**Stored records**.
==========

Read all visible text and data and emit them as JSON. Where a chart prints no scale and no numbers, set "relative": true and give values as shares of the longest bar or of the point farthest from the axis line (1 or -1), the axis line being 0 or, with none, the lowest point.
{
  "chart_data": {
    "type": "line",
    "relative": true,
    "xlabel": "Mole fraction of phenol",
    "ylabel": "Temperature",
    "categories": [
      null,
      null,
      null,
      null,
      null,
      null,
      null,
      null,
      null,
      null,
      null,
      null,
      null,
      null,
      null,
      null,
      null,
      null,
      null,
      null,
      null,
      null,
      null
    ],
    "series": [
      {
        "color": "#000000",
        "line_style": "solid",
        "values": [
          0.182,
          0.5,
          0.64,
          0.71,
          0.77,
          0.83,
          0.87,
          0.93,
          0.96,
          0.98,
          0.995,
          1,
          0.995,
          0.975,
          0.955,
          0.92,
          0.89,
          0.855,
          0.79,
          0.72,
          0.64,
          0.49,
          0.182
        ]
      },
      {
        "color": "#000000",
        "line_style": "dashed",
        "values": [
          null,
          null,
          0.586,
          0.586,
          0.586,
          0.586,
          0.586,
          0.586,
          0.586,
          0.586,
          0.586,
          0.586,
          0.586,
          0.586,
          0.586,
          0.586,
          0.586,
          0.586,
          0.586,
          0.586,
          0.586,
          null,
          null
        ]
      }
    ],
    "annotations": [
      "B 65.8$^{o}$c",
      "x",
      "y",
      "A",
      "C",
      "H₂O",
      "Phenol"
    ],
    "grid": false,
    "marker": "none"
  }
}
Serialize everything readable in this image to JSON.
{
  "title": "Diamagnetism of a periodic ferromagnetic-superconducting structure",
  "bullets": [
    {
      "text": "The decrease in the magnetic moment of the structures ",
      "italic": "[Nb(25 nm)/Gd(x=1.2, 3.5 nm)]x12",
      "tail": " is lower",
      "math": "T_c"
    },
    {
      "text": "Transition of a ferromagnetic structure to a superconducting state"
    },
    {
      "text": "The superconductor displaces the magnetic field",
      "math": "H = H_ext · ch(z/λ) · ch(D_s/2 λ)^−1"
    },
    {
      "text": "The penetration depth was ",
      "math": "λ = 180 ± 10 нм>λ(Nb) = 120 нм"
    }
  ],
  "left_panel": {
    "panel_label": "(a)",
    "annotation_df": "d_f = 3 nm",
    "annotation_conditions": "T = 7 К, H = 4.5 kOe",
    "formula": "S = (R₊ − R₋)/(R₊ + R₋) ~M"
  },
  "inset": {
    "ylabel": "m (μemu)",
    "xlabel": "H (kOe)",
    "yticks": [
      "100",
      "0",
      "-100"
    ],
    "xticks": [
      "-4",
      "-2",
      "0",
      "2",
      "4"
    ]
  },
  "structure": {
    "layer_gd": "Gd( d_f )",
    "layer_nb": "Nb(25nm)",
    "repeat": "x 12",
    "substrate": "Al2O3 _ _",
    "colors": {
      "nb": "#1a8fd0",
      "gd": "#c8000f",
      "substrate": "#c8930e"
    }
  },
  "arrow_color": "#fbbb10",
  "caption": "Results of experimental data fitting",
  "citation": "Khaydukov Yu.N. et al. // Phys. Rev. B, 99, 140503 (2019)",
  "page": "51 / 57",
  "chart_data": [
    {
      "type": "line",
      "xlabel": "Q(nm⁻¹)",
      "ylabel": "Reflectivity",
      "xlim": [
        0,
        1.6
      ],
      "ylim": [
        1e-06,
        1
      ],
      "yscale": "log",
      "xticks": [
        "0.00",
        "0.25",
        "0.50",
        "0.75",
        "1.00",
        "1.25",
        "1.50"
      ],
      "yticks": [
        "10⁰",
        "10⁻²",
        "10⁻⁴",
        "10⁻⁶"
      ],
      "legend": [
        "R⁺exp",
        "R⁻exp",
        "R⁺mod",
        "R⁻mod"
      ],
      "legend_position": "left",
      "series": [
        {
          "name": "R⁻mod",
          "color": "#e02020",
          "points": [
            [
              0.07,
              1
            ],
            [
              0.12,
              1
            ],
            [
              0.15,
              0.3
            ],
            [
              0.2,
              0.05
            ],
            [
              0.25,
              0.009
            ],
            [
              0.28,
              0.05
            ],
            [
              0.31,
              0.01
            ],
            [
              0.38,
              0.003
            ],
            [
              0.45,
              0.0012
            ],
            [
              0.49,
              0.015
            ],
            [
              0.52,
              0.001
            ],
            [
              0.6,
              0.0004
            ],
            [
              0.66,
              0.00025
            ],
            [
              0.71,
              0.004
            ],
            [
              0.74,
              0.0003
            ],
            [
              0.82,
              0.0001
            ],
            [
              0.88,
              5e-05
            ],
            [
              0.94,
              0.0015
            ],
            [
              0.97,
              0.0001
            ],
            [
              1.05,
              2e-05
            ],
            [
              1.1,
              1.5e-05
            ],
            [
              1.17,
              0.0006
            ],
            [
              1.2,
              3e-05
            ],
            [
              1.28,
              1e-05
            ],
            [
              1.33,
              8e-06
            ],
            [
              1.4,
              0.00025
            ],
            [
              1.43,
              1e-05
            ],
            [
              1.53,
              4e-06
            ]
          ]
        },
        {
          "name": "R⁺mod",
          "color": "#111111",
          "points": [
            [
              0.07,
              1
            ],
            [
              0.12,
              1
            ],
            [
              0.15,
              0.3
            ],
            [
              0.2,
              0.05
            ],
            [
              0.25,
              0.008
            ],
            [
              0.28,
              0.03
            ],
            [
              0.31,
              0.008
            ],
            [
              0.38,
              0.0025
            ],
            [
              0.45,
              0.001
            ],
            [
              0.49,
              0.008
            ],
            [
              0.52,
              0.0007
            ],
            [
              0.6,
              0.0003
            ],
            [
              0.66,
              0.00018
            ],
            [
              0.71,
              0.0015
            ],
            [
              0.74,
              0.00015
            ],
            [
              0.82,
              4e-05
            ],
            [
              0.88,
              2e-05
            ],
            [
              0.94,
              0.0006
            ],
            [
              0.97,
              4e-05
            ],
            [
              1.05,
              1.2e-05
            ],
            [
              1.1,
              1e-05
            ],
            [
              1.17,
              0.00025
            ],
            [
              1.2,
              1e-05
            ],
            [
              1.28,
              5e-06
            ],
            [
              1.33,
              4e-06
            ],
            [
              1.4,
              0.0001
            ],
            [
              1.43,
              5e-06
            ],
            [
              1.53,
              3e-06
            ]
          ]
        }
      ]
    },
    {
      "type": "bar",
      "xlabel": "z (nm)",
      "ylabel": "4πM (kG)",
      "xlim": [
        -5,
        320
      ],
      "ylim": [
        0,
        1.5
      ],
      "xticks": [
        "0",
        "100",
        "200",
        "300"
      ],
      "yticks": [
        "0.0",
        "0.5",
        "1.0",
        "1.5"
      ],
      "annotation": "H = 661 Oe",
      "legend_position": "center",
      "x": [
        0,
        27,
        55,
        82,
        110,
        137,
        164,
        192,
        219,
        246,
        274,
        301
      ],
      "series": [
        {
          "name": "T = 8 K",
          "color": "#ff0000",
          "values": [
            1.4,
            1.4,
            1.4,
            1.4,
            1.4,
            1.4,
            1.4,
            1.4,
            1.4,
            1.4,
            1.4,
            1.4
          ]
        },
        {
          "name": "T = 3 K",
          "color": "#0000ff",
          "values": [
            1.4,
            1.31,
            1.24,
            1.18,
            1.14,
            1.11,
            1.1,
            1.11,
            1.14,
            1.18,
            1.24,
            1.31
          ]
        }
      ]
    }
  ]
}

==========

**Given task**. Reproduce the records in full, exactly as written.

**Finished task**.
Read all visible text and data and emit them as JSON. Where a chart prints no scale and no numbers, set "relative": true and give values as shares of the longest bar or of the point farthest from the axis line (1 or -1), the axis line being 0 or, with none, the lowest point.
{
  "chart_data": {
    "type": "line",
    "relative": true,
    "xlabel": "Mole fraction of phenol",
    "ylabel": "Temperature",
    "categories": [
      null,
      null,
      null,
      null,
      null,
      null,
      null,
      null,
      null,
      null,
      null,
      null,
      null,
      null,
      null,
      null,
      null,
      null,
      null,
      null,
      null,
      null,
      null
    ],
    "series": [
      {
        "color": "#000000",
        "line_style": "solid",
        "values": [
          0.182,
          0.5,
          0.64,
          0.71,
          0.77,
          0.83,
          0.87,
          0.93,
          0.96,
          0.98,
          0.995,
          1,
          0.995,
          0.975,
          0.955,
          0.92,
          0.89,
          0.855,
          0.79,
          0.72,
          0.64,
          0.49,
          0.182
        ]
      },
      {
        "color": "#000000",
        "line_style": "dashed",
        "values": [
          null,
          null,
          0.586,
          0.586,
          0.586,
          0.586,
          0.586,
          0.586,
          0.586,
          0.586,
          0.586,
          0.586,
          0.586,
          0.586,
          0.586,
          0.586,
          0.586,
          0.586,
          0.586,
          0.586,
          0.586,
          null,
          null
        ]
      }
    ],
    "annotations": [
      "B 65.8$^{o}$c",
      "x",
      "y",
      "A",
      "C",
      "H₂O",
      "Phenol"
    ],
    "grid": false,
    "marker": "none"
  }
}
Serialize everything readable in this image to JSON.
{
  "title": "Diamagnetism of a periodic ferromagnetic-superconducting structure",
  "bullets": [
    {
      "text": "The decrease in the magnetic moment of the structures ",
      "italic": "[Nb(25 nm)/Gd(x=1.2, 3.5 nm)]x12",
      "tail": " is lower",
      "math": "T_c"
    },
    {
      "text": "Transition of a ferromagnetic structure to a superconducting state"
    },
    {
      "text": "The superconductor displaces the magnetic field",
      "math": "H = H_ext · ch(z/λ) · ch(D_s/2 λ)^−1"
    },
    {
      "text": "The penetration depth was ",
      "math": "λ = 180 ± 10 нм>λ(Nb) = 120 нм"
    }
  ],
  "left_panel": {
    "panel_label": "(a)",
    "annotation_df": "d_f = 3 nm",
    "annotation_conditions": "T = 7 К, H = 4.5 kOe",
    "formula": "S = (R₊ − R₋)/(R₊ + R₋) ~M"
  },
  "inset": {
    "ylabel": "m (μemu)",
    "xlabel": "H (kOe)",
    "yticks": [
      "100",
      "0",
      "-100"
    ],
    "xticks": [
      "-4",
      "-2",
      "0",
      "2",
      "4"
    ]
  },
  "structure": {
    "layer_gd": "Gd( d_f )",
    "layer_nb": "Nb(25nm)",
    "repeat": "x 12",
    "substrate": "Al2O3 _ _",
    "colors": {
      "nb": "#1a8fd0",
      "gd": "#c8000f",
      "substrate": "#c8930e"
    }
  },
  "arrow_color": "#fbbb10",
  "caption": "Results of experimental data fitting",
  "citation": "Khaydukov Yu.N. et al. // Phys. Rev. B, 99, 140503 (2019)",
  "page": "51 / 57",
  "chart_data": [
    {
      "type": "line",
      "xlabel": "Q(nm⁻¹)",
      "ylabel": "Reflectivity",
      "xlim": [
        0,
        1.6
      ],
      "ylim": [
        1e-06,
        1
      ],
      "yscale": "log",
      "xticks": [
        "0.00",
        "0.25",
        "0.50",
        "0.75",
        "1.00",
        "1.25",
        "1.50"
      ],
      "yticks": [
        "10⁰",
        "10⁻²",
        "10⁻⁴",
        "10⁻⁶"
      ],
      "legend": [
        "R⁺exp",
        "R⁻exp",
        "R⁺mod",
        "R⁻mod"
      ],
      "legend_position": "left",
      "series": [
        {
          "name": "R⁻mod",
          "color": "#e02020",
          "points": [
            [
              0.07,
              1
            ],
            [
              0.12,
              1
            ],
            [
              0.15,
              0.3
            ],
            [
              0.2,
              0.05
            ],
            [
              0.25,
              0.009
            ],
            [
              0.28,
              0.05
            ],
            [
              0.31,
              0.01
            ],
            [
              0.38,
              0.003
            ],
            [
              0.45,
              0.0012
            ],
            [
              0.49,
              0.015
            ],
            [
              0.52,
              0.001
            ],
            [
              0.6,
              0.0004
            ],
            [
              0.66,
              0.00025
            ],
            [
              0.71,
              0.004
            ],
            [
              0.74,
              0.0003
            ],
            [
              0.82,
              0.0001
            ],
            [
              0.88,
              5e-05
            ],
            [
              0.94,
              0.0015
            ],
            [
              0.97,
              0.0001
            ],
            [
              1.05,
              2e-05
            ],
            [
              1.1,
              1.5e-05
            ],
            [
              1.17,
              0.0006
            ],
            [
              1.2,
              3e-05
            ],
            [
              1.28,
              1e-05
            ],
            [
              1.33,
              8e-06
            ],
            [
              1.4,
              0.00025
            ],
            [
              1.43,
              1e-05
            ],
            [
              1.53,
              4e-06
            ]
          ]
        },
        {
          "name": "R⁺mod",
          "color": "#111111",
          "points": [
            [
              0.07,
              1
            ],
            [
              0.12,
              1
            ],
            [
              0.15,
              0.3
            ],
            [
              0.2,
              0.05
            ],
            [
              0.25,
              0.008
            ],
            [
              0.28,
              0.03
            ],
            [
              0.31,
              0.008
            ],
            [
              0.38,
              0.0025
            ],
            [
              0.45,
              0.001
            ],
            [
              0.49,
              0.008
            ],
            [
              0.52,
              0.0007
            ],
            [
              0.6,
              0.0003
            ],
            [
              0.66,
              0.00018
            ],
            [
              0.71,
              0.0015
            ],
            [
              0.74,
              0.00015
            ],
            [
              0.82,
              4e-05
            ],
            [
              0.88,
              2e-05
            ],
            [
              0.94,
              0.0006
            ],
            [
              0.97,
              4e-05
            ],
            [
              1.05,
              1.2e-05
            ],
            [
              1.1,
              1e-05
            ],
            [
              1.17,
              0.00025
            ],
            [
              1.2,
              1e-05
            ],
            [
              1.28,
              5e-06
            ],
            [
              1.33,
              4e-06
            ],
            [
              1.4,
              0.0001
            ],
            [
              1.43,
              5e-06
            ],
            [
              1.53,
              3e-06
            ]
          ]
        }
      ]
    },
    {
      "type": "bar",
      "xlabel": "z (nm)",
      "ylabel": "4πM (kG)",
      "xlim": [
        -5,
        320
      ],
      "ylim": [
        0,
        1.5
      ],
      "xticks": [
        "0",
        "100",
        "200",
        "300"
      ],
      "yticks": [
        "0.0",
        "0.5",
        "1.0",
        "1.5"
      ],
      "annotation": "H = 661 Oe",
      "legend_position": "center",
      "x": [
        0,
        27,
        55,
        82,
        110,
        137,
        164,
        192,
        219,
        246,
        274,
        301
      ],
      "series": [
        {
          "name": "T = 8 K",
          "color": "#ff0000",
          "values": [
            1.4,
            1.4,
            1.4,
            1.4,
            1.4,
            1.4,
            1.4,
            1.4,
            1.4,
            1.4,
            1.4,
            1.4
          ]
        },
        {
          "name": "T = 3 K",
          "color": "#0000ff",
          "values": [
            1.4,
            1.31,
            1.24,
            1.18,
            1.14,
            1.11,
            1.1,
            1.11,
            1.14,
            1.18,
            1.24,
            1.31
          ]
        }
      ]
    }
  ]
}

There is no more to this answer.